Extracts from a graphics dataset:
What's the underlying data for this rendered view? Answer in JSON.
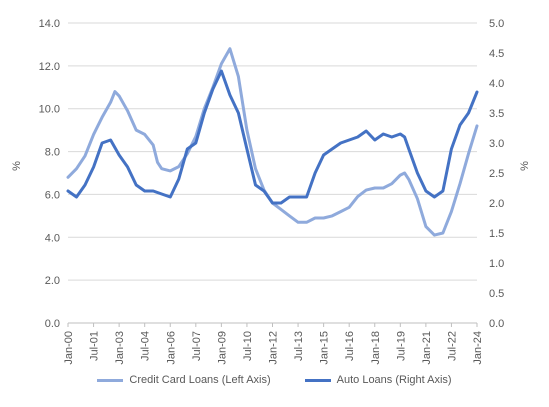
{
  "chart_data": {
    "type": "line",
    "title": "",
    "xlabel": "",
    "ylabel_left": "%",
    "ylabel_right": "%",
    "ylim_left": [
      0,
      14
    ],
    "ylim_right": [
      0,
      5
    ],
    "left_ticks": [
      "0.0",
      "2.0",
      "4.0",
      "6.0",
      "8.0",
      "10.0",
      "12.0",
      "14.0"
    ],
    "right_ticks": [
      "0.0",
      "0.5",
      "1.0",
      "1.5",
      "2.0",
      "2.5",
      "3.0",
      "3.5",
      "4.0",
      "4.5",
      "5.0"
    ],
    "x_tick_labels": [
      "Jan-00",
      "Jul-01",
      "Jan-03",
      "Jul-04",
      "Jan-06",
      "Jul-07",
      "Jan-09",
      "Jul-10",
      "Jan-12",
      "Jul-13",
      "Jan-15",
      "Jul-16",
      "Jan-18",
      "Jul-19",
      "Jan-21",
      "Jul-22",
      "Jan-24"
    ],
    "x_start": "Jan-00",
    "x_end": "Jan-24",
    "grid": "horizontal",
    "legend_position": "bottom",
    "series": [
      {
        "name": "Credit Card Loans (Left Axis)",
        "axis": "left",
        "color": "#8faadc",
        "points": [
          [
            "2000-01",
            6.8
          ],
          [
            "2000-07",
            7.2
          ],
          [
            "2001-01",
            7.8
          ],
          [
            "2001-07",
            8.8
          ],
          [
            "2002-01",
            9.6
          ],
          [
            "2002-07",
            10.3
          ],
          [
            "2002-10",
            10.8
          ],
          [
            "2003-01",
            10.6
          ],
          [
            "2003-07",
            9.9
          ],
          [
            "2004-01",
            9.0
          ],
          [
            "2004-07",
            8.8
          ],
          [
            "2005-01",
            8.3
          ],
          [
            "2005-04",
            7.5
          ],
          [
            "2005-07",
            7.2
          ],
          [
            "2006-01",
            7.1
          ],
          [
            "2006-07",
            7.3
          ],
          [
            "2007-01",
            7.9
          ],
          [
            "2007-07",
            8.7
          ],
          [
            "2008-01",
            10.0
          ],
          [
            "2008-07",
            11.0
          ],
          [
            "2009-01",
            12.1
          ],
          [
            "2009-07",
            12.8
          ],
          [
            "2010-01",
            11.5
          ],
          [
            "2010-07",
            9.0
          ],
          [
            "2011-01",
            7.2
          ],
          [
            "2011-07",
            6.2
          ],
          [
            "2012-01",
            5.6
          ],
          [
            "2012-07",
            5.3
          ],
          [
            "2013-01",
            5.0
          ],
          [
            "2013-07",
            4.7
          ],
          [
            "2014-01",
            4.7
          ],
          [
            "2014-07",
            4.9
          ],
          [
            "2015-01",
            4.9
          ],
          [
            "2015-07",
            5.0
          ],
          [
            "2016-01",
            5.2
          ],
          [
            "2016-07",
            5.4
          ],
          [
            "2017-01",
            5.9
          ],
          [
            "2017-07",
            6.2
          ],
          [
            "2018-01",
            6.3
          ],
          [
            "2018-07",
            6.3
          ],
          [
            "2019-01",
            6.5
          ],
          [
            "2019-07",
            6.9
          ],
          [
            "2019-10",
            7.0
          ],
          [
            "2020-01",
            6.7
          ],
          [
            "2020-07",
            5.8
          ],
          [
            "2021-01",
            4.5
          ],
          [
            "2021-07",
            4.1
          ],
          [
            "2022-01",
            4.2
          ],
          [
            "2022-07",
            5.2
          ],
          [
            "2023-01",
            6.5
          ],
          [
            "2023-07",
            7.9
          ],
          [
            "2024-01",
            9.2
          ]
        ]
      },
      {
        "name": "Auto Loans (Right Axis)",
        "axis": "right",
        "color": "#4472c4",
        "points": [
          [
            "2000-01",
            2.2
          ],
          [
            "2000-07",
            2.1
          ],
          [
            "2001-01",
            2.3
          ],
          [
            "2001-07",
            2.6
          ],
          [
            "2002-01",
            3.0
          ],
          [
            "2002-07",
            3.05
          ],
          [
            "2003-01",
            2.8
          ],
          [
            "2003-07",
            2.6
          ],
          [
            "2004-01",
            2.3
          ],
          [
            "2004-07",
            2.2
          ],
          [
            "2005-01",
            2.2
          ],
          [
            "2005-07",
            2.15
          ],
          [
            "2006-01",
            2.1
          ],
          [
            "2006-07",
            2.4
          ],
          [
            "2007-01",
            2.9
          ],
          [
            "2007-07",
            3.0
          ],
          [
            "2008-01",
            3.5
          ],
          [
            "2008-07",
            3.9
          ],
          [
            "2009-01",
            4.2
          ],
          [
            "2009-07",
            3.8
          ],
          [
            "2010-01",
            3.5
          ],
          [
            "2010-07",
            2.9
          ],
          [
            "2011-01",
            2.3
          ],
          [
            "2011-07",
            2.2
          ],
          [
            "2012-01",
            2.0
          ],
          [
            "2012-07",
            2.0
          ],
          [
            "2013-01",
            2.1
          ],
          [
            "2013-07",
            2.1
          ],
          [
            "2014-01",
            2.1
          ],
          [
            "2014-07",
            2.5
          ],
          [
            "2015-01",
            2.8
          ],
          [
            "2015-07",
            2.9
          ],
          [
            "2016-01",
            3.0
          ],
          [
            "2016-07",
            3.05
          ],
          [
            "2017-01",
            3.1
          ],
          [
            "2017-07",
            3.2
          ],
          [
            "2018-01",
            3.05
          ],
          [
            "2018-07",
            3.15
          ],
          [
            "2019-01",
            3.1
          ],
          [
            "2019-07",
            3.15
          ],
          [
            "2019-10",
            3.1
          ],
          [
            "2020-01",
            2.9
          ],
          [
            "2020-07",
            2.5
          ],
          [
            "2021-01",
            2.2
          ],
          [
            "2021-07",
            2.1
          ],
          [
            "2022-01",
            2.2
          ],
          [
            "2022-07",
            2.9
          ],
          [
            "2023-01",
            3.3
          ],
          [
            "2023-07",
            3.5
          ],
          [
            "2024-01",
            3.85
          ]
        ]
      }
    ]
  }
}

▶ TASK
Copy every entry exactly as written. Pictures are excluded.

▶ THE ANSWER
What's the underlying data for this rendered view? Answer in JSON.
{
  "chart_data": {
    "type": "line",
    "title": "",
    "xlabel": "",
    "ylabel_left": "%",
    "ylabel_right": "%",
    "ylim_left": [
      0,
      14
    ],
    "ylim_right": [
      0,
      5
    ],
    "left_ticks": [
      "0.0",
      "2.0",
      "4.0",
      "6.0",
      "8.0",
      "10.0",
      "12.0",
      "14.0"
    ],
    "right_ticks": [
      "0.0",
      "0.5",
      "1.0",
      "1.5",
      "2.0",
      "2.5",
      "3.0",
      "3.5",
      "4.0",
      "4.5",
      "5.0"
    ],
    "x_tick_labels": [
      "Jan-00",
      "Jul-01",
      "Jan-03",
      "Jul-04",
      "Jan-06",
      "Jul-07",
      "Jan-09",
      "Jul-10",
      "Jan-12",
      "Jul-13",
      "Jan-15",
      "Jul-16",
      "Jan-18",
      "Jul-19",
      "Jan-21",
      "Jul-22",
      "Jan-24"
    ],
    "x_start": "Jan-00",
    "x_end": "Jan-24",
    "grid": "horizontal",
    "legend_position": "bottom",
    "series": [
      {
        "name": "Credit Card Loans (Left Axis)",
        "axis": "left",
        "color": "#8faadc",
        "points": [
          [
            "2000-01",
            6.8
          ],
          [
            "2000-07",
            7.2
          ],
          [
            "2001-01",
            7.8
          ],
          [
            "2001-07",
            8.8
          ],
          [
            "2002-01",
            9.6
          ],
          [
            "2002-07",
            10.3
          ],
          [
            "2002-10",
            10.8
          ],
          [
            "2003-01",
            10.6
          ],
          [
            "2003-07",
            9.9
          ],
          [
            "2004-01",
            9.0
          ],
          [
            "2004-07",
            8.8
          ],
          [
            "2005-01",
            8.3
          ],
          [
            "2005-04",
            7.5
          ],
          [
            "2005-07",
            7.2
          ],
          [
            "2006-01",
            7.1
          ],
          [
            "2006-07",
            7.3
          ],
          [
            "2007-01",
            7.9
          ],
          [
            "2007-07",
            8.7
          ],
          [
            "2008-01",
            10.0
          ],
          [
            "2008-07",
            11.0
          ],
          [
            "2009-01",
            12.1
          ],
          [
            "2009-07",
            12.8
          ],
          [
            "2010-01",
            11.5
          ],
          [
            "2010-07",
            9.0
          ],
          [
            "2011-01",
            7.2
          ],
          [
            "2011-07",
            6.2
          ],
          [
            "2012-01",
            5.6
          ],
          [
            "2012-07",
            5.3
          ],
          [
            "2013-01",
            5.0
          ],
          [
            "2013-07",
            4.7
          ],
          [
            "2014-01",
            4.7
          ],
          [
            "2014-07",
            4.9
          ],
          [
            "2015-01",
            4.9
          ],
          [
            "2015-07",
            5.0
          ],
          [
            "2016-01",
            5.2
          ],
          [
            "2016-07",
            5.4
          ],
          [
            "2017-01",
            5.9
          ],
          [
            "2017-07",
            6.2
          ],
          [
            "2018-01",
            6.3
          ],
          [
            "2018-07",
            6.3
          ],
          [
            "2019-01",
            6.5
          ],
          [
            "2019-07",
            6.9
          ],
          [
            "2019-10",
            7.0
          ],
          [
            "2020-01",
            6.7
          ],
          [
            "2020-07",
            5.8
          ],
          [
            "2021-01",
            4.5
          ],
          [
            "2021-07",
            4.1
          ],
          [
            "2022-01",
            4.2
          ],
          [
            "2022-07",
            5.2
          ],
          [
            "2023-01",
            6.5
          ],
          [
            "2023-07",
            7.9
          ],
          [
            "2024-01",
            9.2
          ]
        ]
      },
      {
        "name": "Auto Loans (Right Axis)",
        "axis": "right",
        "color": "#4472c4",
        "points": [
          [
            "2000-01",
            2.2
          ],
          [
            "2000-07",
            2.1
          ],
          [
            "2001-01",
            2.3
          ],
          [
            "2001-07",
            2.6
          ],
          [
            "2002-01",
            3.0
          ],
          [
            "2002-07",
            3.05
          ],
          [
            "2003-01",
            2.8
          ],
          [
            "2003-07",
            2.6
          ],
          [
            "2004-01",
            2.3
          ],
          [
            "2004-07",
            2.2
          ],
          [
            "2005-01",
            2.2
          ],
          [
            "2005-07",
            2.15
          ],
          [
            "2006-01",
            2.1
          ],
          [
            "2006-07",
            2.4
          ],
          [
            "2007-01",
            2.9
          ],
          [
            "2007-07",
            3.0
          ],
          [
            "2008-01",
            3.5
          ],
          [
            "2008-07",
            3.9
          ],
          [
            "2009-01",
            4.2
          ],
          [
            "2009-07",
            3.8
          ],
          [
            "2010-01",
            3.5
          ],
          [
            "2010-07",
            2.9
          ],
          [
            "2011-01",
            2.3
          ],
          [
            "2011-07",
            2.2
          ],
          [
            "2012-01",
            2.0
          ],
          [
            "2012-07",
            2.0
          ],
          [
            "2013-01",
            2.1
          ],
          [
            "2013-07",
            2.1
          ],
          [
            "2014-01",
            2.1
          ],
          [
            "2014-07",
            2.5
          ],
          [
            "2015-01",
            2.8
          ],
          [
            "2015-07",
            2.9
          ],
          [
            "2016-01",
            3.0
          ],
          [
            "2016-07",
            3.05
          ],
          [
            "2017-01",
            3.1
          ],
          [
            "2017-07",
            3.2
          ],
          [
            "2018-01",
            3.05
          ],
          [
            "2018-07",
            3.15
          ],
          [
            "2019-01",
            3.1
          ],
          [
            "2019-07",
            3.15
          ],
          [
            "2019-10",
            3.1
          ],
          [
            "2020-01",
            2.9
          ],
          [
            "2020-07",
            2.5
          ],
          [
            "2021-01",
            2.2
          ],
          [
            "2021-07",
            2.1
          ],
          [
            "2022-01",
            2.2
          ],
          [
            "2022-07",
            2.9
          ],
          [
            "2023-01",
            3.3
          ],
          [
            "2023-07",
            3.5
          ],
          [
            "2024-01",
            3.85
          ]
        ]
      }
    ]
  }
}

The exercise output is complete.